## [Source document]
++++++++++

As the storage capacity of semiconductor memory devices continues to increase, the number of memory cells included in such memories also increases. With the increase in the number of memory cells, the probability that one or more memory cells are defective is increased. In order to avoid having to discard the memory device due to just one or a few defective memory cells, redundant memory elements are included in the semiconductor memory device. The redundant memory elements are usually rows and/or columns and are used to replace the rows and/or columns that contain defective memory cells.
During wafer testing, all memory cells are tested. The information about which memory cells are defective and sometimes the information about which redundant memory elements are selected to replace the defective memory elements is called redundancy information. After the wafer test the redundancy information is stored in a non-volatile memory in a one-time programming (OTP) operation. During read, write or erase operations, the memory device addresses memory cells. A redundancy control unit accesses the redundancy information to check if the memory cells addressed are functioning or if they need to be replaced by a redundant element. If they are defective, the memory cells will be replaced with redundant elements. As a result, the semiconductor memory device will function as expected and the production yield is significantly increased.

++++++++++

## [Provided material]
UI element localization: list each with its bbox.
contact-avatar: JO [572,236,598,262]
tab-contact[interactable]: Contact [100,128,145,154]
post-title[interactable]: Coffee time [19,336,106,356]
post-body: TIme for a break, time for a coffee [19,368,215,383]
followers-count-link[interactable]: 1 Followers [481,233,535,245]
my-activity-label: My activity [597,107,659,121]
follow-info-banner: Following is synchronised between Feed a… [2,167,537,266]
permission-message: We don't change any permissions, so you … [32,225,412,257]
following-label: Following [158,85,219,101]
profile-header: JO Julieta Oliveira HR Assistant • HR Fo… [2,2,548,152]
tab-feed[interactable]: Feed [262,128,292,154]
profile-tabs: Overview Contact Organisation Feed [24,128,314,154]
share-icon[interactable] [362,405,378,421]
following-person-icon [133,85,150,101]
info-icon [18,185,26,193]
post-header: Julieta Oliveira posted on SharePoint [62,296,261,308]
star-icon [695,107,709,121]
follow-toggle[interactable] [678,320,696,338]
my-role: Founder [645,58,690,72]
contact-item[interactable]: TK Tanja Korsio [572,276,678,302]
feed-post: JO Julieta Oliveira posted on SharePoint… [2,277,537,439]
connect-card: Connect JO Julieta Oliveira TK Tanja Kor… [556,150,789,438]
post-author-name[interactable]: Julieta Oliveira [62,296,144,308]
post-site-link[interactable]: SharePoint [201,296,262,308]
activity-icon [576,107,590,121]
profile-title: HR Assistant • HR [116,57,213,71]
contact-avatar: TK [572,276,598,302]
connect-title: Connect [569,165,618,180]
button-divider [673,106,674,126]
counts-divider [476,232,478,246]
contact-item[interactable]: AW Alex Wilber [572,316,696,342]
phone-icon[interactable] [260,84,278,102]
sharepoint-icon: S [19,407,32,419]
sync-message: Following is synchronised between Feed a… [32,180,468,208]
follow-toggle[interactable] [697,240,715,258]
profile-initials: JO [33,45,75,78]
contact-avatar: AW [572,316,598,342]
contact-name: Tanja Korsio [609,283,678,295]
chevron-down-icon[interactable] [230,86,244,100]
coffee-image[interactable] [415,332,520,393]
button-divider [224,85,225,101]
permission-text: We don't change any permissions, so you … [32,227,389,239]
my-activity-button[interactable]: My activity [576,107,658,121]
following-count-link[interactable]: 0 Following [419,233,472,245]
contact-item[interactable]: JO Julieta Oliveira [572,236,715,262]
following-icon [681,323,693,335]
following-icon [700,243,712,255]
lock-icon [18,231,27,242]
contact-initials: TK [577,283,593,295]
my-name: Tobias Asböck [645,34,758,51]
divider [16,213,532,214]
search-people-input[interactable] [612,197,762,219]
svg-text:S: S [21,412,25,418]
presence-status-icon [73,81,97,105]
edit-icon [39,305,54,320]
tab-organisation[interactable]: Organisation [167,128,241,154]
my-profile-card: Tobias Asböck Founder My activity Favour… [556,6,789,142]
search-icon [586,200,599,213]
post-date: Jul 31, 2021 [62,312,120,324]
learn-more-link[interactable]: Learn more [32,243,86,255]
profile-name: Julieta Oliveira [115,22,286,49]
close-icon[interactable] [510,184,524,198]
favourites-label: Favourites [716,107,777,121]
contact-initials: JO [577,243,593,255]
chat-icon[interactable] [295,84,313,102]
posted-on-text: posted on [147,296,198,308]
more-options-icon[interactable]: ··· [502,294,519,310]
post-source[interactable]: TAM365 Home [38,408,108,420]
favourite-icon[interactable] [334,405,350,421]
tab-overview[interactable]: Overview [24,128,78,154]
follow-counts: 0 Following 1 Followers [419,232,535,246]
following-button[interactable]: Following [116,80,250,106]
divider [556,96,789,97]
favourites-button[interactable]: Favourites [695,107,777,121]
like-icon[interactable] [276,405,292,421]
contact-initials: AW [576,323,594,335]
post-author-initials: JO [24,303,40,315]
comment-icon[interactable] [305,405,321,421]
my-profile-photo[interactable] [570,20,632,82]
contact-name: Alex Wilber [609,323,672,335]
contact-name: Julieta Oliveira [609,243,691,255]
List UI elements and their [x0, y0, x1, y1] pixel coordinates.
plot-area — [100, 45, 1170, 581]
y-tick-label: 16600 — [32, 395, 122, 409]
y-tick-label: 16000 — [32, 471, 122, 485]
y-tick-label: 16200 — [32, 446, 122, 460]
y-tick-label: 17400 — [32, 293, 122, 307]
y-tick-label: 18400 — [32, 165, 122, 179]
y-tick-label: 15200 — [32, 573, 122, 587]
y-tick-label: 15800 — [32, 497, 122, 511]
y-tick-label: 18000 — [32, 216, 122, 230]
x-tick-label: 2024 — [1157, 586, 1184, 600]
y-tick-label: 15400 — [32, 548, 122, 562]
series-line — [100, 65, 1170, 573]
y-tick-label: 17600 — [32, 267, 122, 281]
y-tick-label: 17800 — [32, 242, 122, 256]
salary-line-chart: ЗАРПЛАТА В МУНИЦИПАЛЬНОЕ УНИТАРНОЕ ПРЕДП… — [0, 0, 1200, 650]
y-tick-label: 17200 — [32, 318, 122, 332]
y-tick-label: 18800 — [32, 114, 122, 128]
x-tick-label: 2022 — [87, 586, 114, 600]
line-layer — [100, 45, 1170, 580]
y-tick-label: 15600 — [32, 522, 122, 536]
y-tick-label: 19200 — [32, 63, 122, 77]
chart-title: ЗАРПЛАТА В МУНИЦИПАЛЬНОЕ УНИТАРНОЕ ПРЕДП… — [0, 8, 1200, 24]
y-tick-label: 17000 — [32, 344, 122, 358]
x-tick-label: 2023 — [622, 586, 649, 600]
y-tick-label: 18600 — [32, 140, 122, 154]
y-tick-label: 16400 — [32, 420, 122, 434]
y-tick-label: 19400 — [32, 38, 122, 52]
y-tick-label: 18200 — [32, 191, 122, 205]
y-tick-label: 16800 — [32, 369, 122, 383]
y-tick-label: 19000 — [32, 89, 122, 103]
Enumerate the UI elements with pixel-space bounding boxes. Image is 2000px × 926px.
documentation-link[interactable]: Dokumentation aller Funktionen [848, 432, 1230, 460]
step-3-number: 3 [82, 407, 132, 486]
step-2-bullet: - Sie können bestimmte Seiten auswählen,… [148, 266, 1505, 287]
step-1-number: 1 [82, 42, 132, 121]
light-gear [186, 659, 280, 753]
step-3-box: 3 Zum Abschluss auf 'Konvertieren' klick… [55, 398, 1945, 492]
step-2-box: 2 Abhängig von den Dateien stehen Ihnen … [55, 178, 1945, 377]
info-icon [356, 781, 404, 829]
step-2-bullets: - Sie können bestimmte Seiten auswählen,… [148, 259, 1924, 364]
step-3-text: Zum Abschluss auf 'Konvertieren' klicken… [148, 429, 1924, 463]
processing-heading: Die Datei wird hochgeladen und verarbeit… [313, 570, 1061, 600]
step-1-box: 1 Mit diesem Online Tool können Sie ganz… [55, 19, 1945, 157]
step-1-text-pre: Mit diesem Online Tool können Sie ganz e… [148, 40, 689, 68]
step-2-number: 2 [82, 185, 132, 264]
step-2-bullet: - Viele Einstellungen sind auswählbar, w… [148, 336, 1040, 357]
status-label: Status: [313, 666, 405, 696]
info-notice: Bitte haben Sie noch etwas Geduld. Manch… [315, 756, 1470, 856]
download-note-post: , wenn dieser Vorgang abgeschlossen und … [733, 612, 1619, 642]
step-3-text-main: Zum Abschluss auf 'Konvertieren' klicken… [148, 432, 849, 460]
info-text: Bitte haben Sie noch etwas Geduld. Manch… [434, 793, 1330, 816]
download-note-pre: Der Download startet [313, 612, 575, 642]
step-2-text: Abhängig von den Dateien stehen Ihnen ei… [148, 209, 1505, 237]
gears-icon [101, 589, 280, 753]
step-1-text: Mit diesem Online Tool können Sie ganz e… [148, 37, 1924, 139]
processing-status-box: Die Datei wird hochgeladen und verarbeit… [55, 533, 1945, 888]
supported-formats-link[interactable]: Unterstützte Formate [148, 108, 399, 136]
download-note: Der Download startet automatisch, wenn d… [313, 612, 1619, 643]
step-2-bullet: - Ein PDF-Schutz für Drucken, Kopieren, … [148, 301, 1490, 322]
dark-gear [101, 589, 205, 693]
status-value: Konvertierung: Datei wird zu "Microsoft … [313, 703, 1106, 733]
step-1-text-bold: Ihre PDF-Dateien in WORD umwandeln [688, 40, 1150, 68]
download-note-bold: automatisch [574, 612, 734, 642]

++++++++++

## [Work to complete]
1 > Answer these from the memory redundancy text:
(a) What are the redundant memory elements usually?
(b) When and in what kind of operation is the redundancy information stored in non-volatile memory?
(c) What accesses the redundancy information to check whether addressed memory cells need replacing?
2 > Extract the part of the memory redundancy text starting at "During wafer testing, all" and ending at "is significantly increased.".
The listing was taken from a different source than the memory redundancy text.

## [Results in order]
1 >
(a) Rows and/or columns.
(b) After the wafer test, in a one-time programming (OTP) operation.
(c) A redundancy control unit.

2 >
During wafer testing, all memory cells are tested. The information about which memory cells are defective and sometimes the information about which redundant memory elements are selected to replace the defective memory elements is called redundancy information. After the wafer test the redundancy information is stored in a non-volatile memory in a one-time programming (OTP) operation. During read, write or erase operations, the memory device addresses memory cells. A redundancy control unit accesses the redundancy information to check if the memory cells addressed are functioning or if they need to be replaced by a redundant element. If they are defective, the memory cells will be replaced with redundant elements. As a result, the semiconductor memory device will function as expected and the production yield is significantly increased.